— START —

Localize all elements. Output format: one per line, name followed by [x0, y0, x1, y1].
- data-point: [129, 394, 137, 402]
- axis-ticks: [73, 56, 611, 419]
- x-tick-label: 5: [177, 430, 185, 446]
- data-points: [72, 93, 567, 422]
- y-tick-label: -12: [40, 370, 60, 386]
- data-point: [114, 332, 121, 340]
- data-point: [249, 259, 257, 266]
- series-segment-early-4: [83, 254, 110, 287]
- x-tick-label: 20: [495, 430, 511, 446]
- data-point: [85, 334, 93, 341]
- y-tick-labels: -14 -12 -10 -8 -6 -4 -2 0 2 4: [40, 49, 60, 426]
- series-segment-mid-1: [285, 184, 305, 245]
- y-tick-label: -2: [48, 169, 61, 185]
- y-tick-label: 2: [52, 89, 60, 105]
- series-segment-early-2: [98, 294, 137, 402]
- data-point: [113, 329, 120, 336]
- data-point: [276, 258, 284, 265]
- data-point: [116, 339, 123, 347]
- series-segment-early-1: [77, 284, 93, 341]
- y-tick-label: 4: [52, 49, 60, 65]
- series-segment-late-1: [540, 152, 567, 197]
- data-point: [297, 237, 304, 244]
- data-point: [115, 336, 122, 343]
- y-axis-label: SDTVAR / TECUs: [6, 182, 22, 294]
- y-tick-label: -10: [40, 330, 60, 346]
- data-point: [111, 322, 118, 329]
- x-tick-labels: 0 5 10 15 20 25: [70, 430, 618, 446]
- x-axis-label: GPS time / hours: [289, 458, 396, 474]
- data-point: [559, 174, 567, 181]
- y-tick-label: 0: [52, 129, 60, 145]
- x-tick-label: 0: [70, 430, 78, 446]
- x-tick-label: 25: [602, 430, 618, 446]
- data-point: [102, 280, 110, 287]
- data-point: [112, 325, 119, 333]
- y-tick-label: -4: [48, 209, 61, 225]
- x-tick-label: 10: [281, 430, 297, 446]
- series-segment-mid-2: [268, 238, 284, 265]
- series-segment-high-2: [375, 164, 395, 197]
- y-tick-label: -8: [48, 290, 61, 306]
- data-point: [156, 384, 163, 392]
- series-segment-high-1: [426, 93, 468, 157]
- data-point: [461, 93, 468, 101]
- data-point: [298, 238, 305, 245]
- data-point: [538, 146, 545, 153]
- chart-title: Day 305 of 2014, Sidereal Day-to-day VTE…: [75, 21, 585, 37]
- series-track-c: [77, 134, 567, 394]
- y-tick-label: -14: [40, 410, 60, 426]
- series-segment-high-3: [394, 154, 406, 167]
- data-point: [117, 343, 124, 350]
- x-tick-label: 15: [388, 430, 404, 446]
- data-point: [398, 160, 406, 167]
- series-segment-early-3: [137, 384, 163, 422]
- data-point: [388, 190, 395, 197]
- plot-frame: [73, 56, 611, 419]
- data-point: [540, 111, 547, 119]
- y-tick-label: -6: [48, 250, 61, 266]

— END —

Write out, word for word, the stretch of the items from the start through the line containing "- data-point: [85, 334, 93, 341]", including that line.

Localize all elements. Output format: one per line, name followed by [x0, y0, x1, y1].
- data-point: [129, 394, 137, 402]
- axis-ticks: [73, 56, 611, 419]
- x-tick-label: 5: [177, 430, 185, 446]
- data-points: [72, 93, 567, 422]
- y-tick-label: -12: [40, 370, 60, 386]
- data-point: [114, 332, 121, 340]
- data-point: [249, 259, 257, 266]
- series-segment-early-4: [83, 254, 110, 287]
- x-tick-label: 20: [495, 430, 511, 446]
- data-point: [85, 334, 93, 341]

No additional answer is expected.